> [Things to do]:
1. In the text headed "Alienation, Change & Love Letters," what is the title of the book by James Traeger and Rob Warwick?
2. Reproduce the passage of the text headed "Alienation, Change & Love Letters" from "Last week I" to "the way I do.", word for word.

> [Document]:

■ ■ ■ ■ ■

Alienation, Change & Love Letters

Soho; NYC.

Soho; NYC.

"Skilful perception is a devotional practice. It is essentially learning to see, and thus consists of cultivating those aspects of the visual process that are modifiable, or that can be developed by a kind of mindfulness." (Laura Sewall)


Last week I wrote a blog  for the folk @MayvinLtd to celebrate James Traeger and Rob Warwick's  'Organisation Development: A Bold Explorer's Guide' book launch. It's a fabulously rich, practitioner orientated book which pays careful attention to organisations and our efforts to change them.  I was honoured to be asked to contribute and the Mayvin blog tells the story of the 'shot brief' and a little of my own creative process and accompanying anxieties.

I'm constantly trying to use images as an artful, accessible way to 'feel' my way into my work as a practitioner and academic. In action research, we label this 'first person inquiry' and I'm now reflecting on the images as a method to recognise my own habitual processes and ways of seeing, to find some insight into how or even why I see the world in the way I do.

Is this important?  Yes.  Because we have a tendency to see the world as we are rather than as it is.  As I consider my own leadership and the change interventions I make, the material I write, the way I work in academia, I know it is all founded in my interpretation of the world.  It may be that my interpretation is wrong or it could be right, but the 'first person' work is to help me at least become more aware of my own perspective and open up the possibility of other alternatives.

■ ■ ■ ■ ■

> [Raw data]:
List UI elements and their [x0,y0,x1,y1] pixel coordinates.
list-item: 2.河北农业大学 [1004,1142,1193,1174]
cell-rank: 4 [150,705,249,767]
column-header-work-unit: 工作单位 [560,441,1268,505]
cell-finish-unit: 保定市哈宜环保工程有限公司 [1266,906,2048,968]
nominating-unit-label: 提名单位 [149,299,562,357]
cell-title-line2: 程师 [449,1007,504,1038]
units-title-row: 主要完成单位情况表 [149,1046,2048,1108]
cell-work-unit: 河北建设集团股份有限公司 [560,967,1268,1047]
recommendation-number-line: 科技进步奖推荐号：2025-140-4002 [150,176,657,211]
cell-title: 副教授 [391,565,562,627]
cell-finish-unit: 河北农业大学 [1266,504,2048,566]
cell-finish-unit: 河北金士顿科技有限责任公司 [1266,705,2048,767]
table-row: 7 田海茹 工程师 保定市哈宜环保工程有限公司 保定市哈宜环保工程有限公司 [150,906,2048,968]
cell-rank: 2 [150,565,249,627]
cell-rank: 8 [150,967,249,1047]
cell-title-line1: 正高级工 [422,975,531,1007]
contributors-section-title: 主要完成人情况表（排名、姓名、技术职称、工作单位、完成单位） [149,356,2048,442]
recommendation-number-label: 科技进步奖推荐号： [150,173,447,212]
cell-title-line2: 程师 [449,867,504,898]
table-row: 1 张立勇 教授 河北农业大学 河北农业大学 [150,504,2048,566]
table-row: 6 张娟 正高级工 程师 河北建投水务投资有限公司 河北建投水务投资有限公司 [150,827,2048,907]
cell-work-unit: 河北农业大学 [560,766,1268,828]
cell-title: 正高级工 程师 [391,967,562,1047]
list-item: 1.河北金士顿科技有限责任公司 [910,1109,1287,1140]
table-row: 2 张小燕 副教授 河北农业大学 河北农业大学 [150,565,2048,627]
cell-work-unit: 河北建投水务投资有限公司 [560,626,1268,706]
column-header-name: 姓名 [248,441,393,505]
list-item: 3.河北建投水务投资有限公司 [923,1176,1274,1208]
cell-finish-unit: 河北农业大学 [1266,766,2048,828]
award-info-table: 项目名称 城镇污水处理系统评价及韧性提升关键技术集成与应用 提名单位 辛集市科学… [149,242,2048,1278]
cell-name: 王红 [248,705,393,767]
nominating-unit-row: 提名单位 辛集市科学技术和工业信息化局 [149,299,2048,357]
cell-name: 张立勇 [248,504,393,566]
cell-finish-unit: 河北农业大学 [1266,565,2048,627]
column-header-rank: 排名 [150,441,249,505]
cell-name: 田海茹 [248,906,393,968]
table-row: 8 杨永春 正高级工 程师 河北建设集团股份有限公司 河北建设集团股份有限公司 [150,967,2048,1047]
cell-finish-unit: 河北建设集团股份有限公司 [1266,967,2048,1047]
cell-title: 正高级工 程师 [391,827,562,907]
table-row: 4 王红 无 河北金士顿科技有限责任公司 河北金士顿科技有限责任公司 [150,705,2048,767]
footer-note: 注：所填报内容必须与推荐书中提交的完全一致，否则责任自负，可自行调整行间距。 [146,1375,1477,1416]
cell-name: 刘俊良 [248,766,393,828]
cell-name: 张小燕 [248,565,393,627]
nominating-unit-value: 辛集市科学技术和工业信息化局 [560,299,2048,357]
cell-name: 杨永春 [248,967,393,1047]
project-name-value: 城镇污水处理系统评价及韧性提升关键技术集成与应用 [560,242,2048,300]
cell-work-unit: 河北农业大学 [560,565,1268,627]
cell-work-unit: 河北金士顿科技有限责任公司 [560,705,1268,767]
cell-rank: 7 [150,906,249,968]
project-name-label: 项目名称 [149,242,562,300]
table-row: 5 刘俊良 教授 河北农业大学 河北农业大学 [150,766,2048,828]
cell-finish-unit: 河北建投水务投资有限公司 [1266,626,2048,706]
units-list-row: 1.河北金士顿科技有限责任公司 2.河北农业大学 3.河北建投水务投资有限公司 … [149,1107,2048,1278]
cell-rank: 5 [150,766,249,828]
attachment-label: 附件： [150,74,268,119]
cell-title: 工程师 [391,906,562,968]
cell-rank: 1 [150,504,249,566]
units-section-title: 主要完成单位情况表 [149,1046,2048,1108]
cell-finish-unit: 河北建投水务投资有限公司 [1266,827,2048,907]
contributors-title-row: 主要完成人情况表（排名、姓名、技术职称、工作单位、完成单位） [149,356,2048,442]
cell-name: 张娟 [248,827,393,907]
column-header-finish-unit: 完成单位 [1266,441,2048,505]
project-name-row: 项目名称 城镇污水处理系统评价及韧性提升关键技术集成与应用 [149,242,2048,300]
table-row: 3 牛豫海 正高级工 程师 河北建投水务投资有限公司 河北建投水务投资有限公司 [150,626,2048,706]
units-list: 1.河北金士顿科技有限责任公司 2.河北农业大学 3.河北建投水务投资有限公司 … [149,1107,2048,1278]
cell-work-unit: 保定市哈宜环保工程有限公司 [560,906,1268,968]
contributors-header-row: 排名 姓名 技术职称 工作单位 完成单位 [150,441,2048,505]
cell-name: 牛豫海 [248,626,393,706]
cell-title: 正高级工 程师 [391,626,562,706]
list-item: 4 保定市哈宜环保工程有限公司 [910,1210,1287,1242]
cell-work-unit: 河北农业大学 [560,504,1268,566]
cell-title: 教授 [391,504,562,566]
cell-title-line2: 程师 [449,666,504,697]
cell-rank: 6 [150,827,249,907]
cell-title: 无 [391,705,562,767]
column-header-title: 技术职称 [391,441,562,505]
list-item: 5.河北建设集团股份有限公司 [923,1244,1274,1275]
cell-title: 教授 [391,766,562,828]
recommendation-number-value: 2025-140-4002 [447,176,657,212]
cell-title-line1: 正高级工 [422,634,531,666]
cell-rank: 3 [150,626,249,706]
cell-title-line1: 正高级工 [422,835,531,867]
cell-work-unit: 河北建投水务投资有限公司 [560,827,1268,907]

■ ■ ■ ■ ■

> [Solutions]:
1. 'Organisation Development: A Bold Explorer's Guide'

2.
Last week I wrote a blog  for the folk @MayvinLtd to celebrate James Traeger and Rob Warwick's  'Organisation Development: A Bold Explorer's Guide' book launch. It's a fabulously rich, practitioner orientated book which pays careful attention to organisations and our efforts to change them.  I was honoured to be asked to contribute and the Mayvin blog tells the story of the 'shot brief' and a little of my own creative process and accompanying anxieties.

I'm constantly trying to use images as an artful, accessible way to 'feel' my way into my work as a practitioner and academic. In action research, we label this 'first person inquiry' and I'm now reflecting on the images as a method to recognise my own habitual processes and ways of seeing, to find some insight into how or even why I see the world in the way I do.